--- Your instructions ---
Write out each record below exactly as it appears, with no pictures.

○ ○ ○ ○ ○ ○ ○

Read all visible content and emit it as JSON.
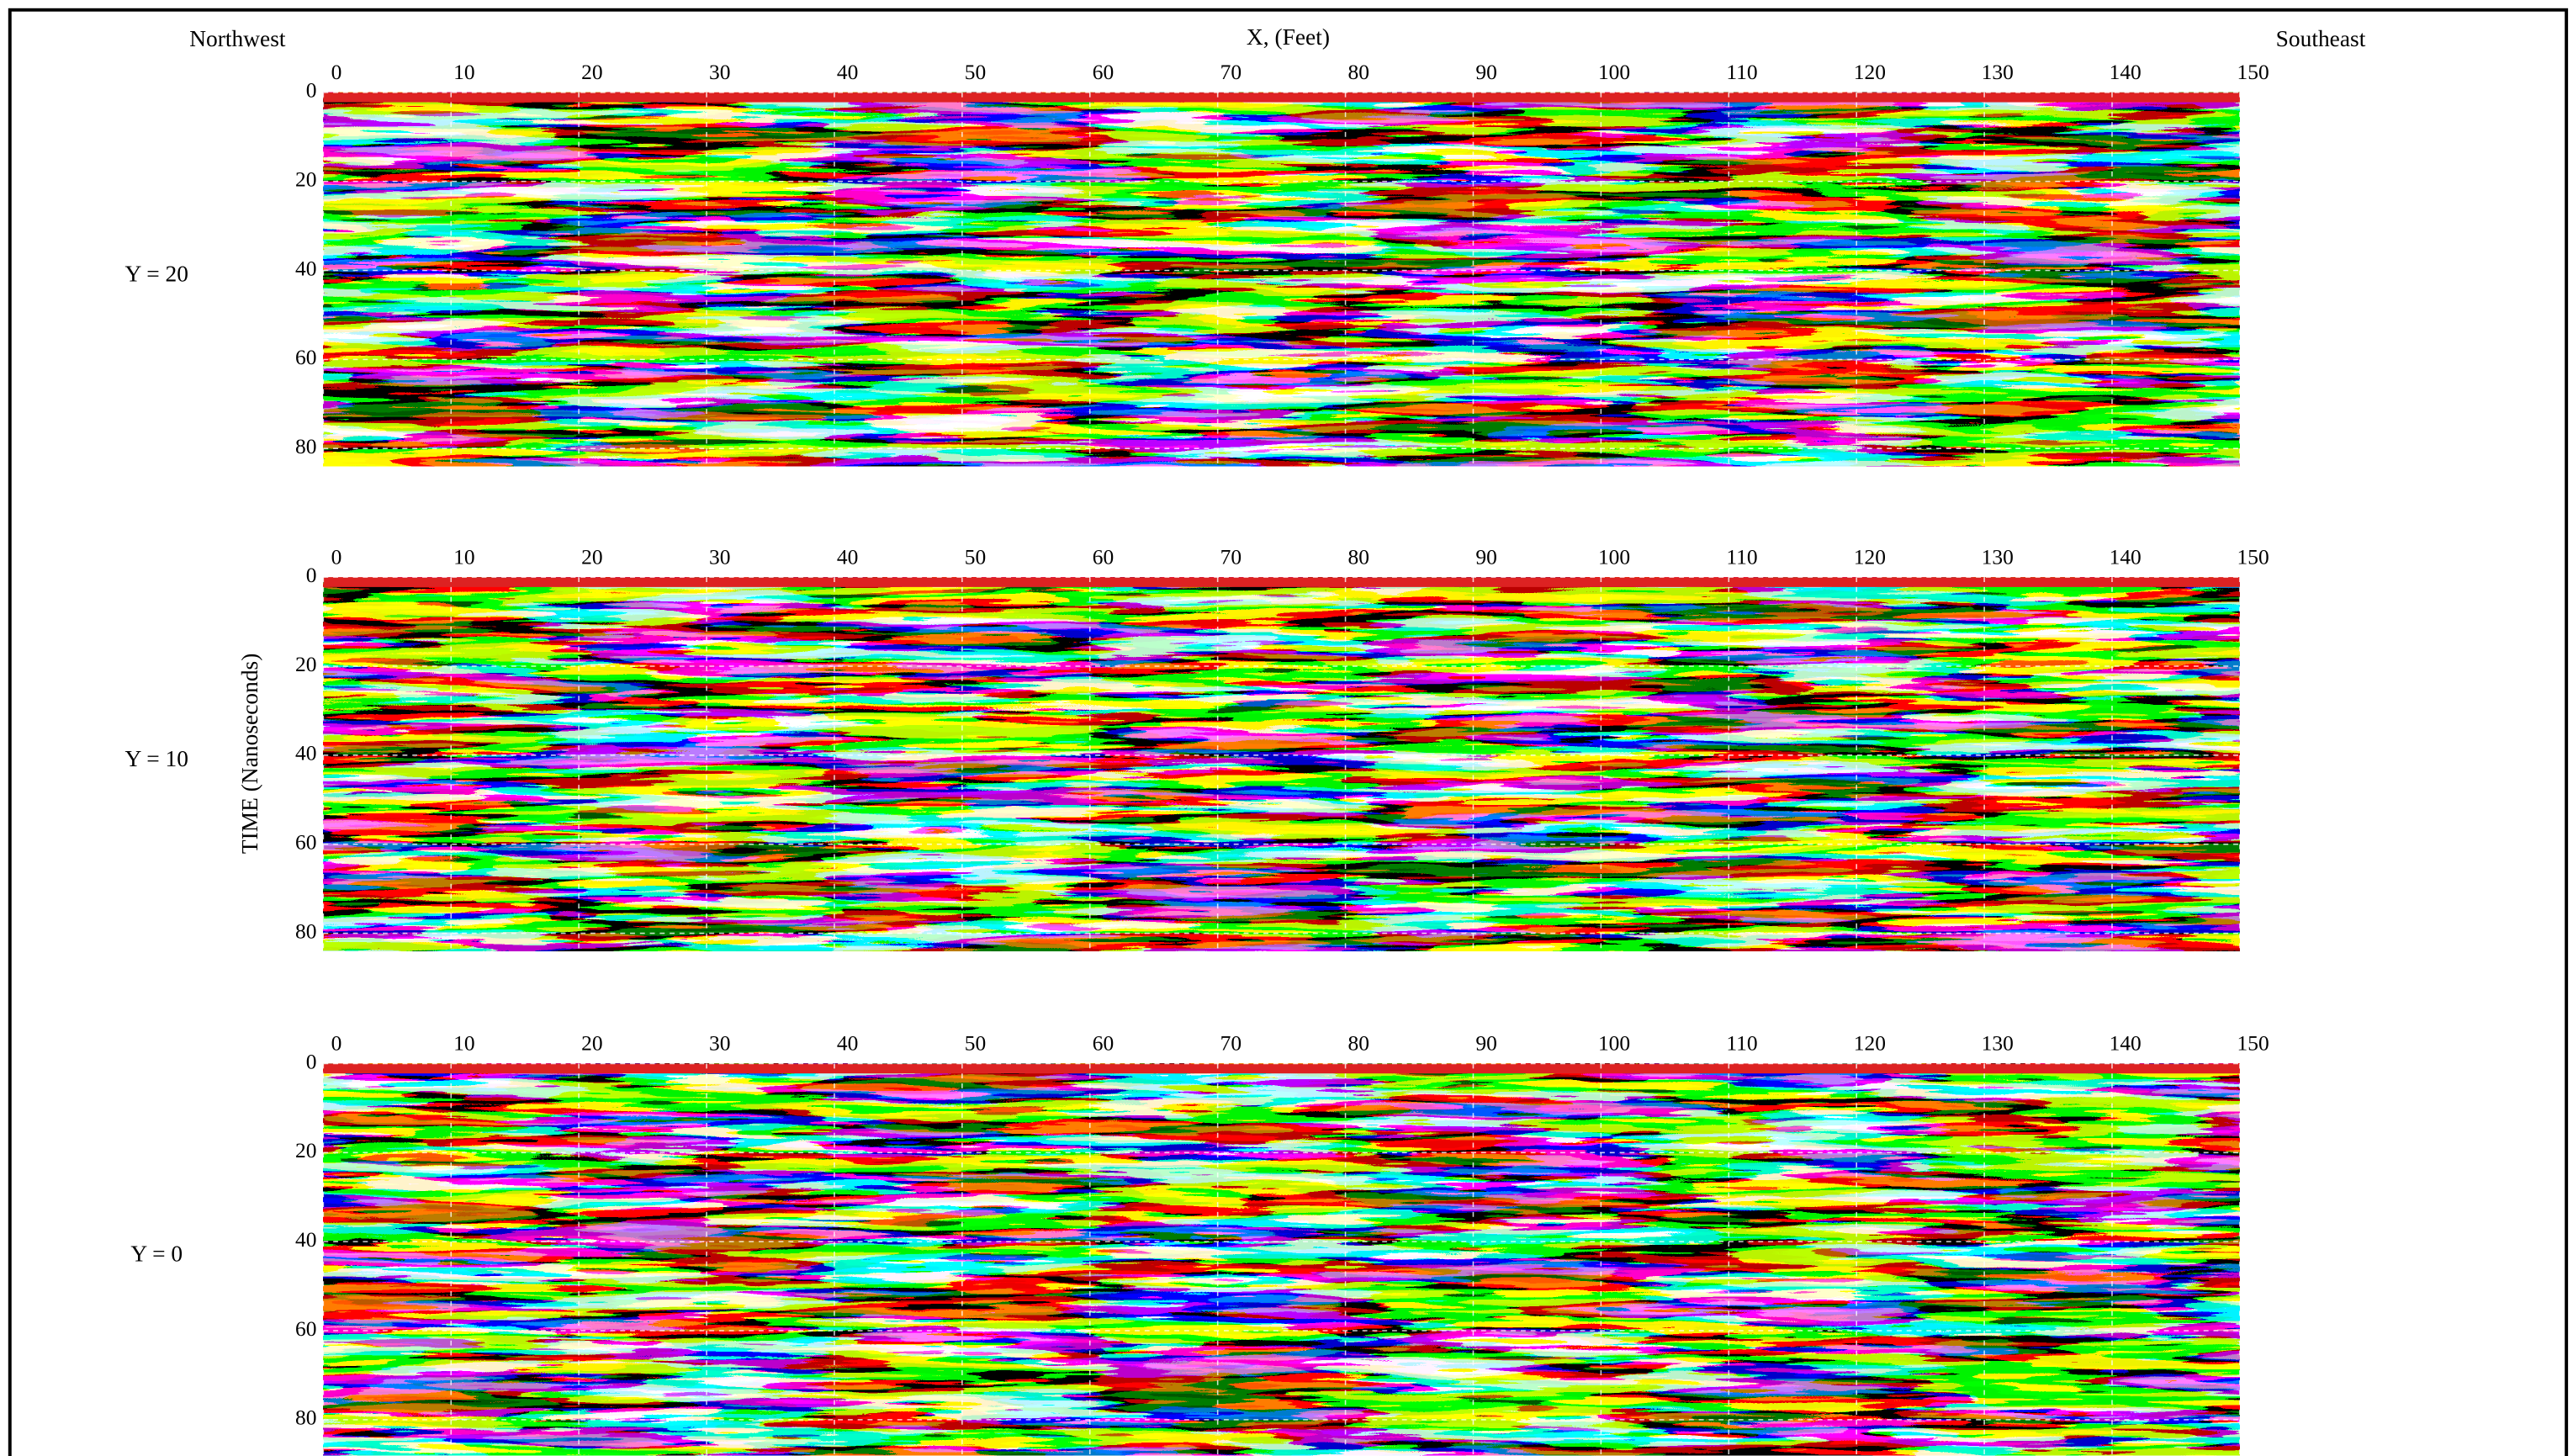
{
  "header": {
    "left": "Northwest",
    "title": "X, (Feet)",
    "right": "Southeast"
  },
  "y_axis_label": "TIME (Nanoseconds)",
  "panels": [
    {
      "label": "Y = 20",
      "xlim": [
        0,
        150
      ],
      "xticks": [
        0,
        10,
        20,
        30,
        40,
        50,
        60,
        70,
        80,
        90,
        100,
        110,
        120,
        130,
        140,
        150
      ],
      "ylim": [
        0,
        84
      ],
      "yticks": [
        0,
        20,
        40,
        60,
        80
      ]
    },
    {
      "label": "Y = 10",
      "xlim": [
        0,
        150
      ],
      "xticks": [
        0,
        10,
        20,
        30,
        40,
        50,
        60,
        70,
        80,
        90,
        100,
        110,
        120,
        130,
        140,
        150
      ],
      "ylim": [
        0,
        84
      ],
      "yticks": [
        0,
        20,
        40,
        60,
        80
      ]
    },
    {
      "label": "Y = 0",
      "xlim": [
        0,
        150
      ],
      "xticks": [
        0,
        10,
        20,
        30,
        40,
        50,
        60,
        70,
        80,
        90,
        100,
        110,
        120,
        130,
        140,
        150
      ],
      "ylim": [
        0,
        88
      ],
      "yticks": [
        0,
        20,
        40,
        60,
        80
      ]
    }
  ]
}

○ ○ ○ ○ ○ ○ ○

--- Task solution ---
Read all visible content and emit it as JSON.
{
  "header": {
    "left": "Northwest",
    "title": "X, (Feet)",
    "right": "Southeast"
  },
  "y_axis_label": "TIME (Nanoseconds)",
  "panels": [
    {
      "label": "Y = 20",
      "xlim": [
        0,
        150
      ],
      "xticks": [
        0,
        10,
        20,
        30,
        40,
        50,
        60,
        70,
        80,
        90,
        100,
        110,
        120,
        130,
        140,
        150
      ],
      "ylim": [
        0,
        84
      ],
      "yticks": [
        0,
        20,
        40,
        60,
        80
      ]
    },
    {
      "label": "Y = 10",
      "xlim": [
        0,
        150
      ],
      "xticks": [
        0,
        10,
        20,
        30,
        40,
        50,
        60,
        70,
        80,
        90,
        100,
        110,
        120,
        130,
        140,
        150
      ],
      "ylim": [
        0,
        84
      ],
      "yticks": [
        0,
        20,
        40,
        60,
        80
      ]
    },
    {
      "label": "Y = 0",
      "xlim": [
        0,
        150
      ],
      "xticks": [
        0,
        10,
        20,
        30,
        40,
        50,
        60,
        70,
        80,
        90,
        100,
        110,
        120,
        130,
        140,
        150
      ],
      "ylim": [
        0,
        88
      ],
      "yticks": [
        0,
        20,
        40,
        60,
        80
      ]
    }
  ]
}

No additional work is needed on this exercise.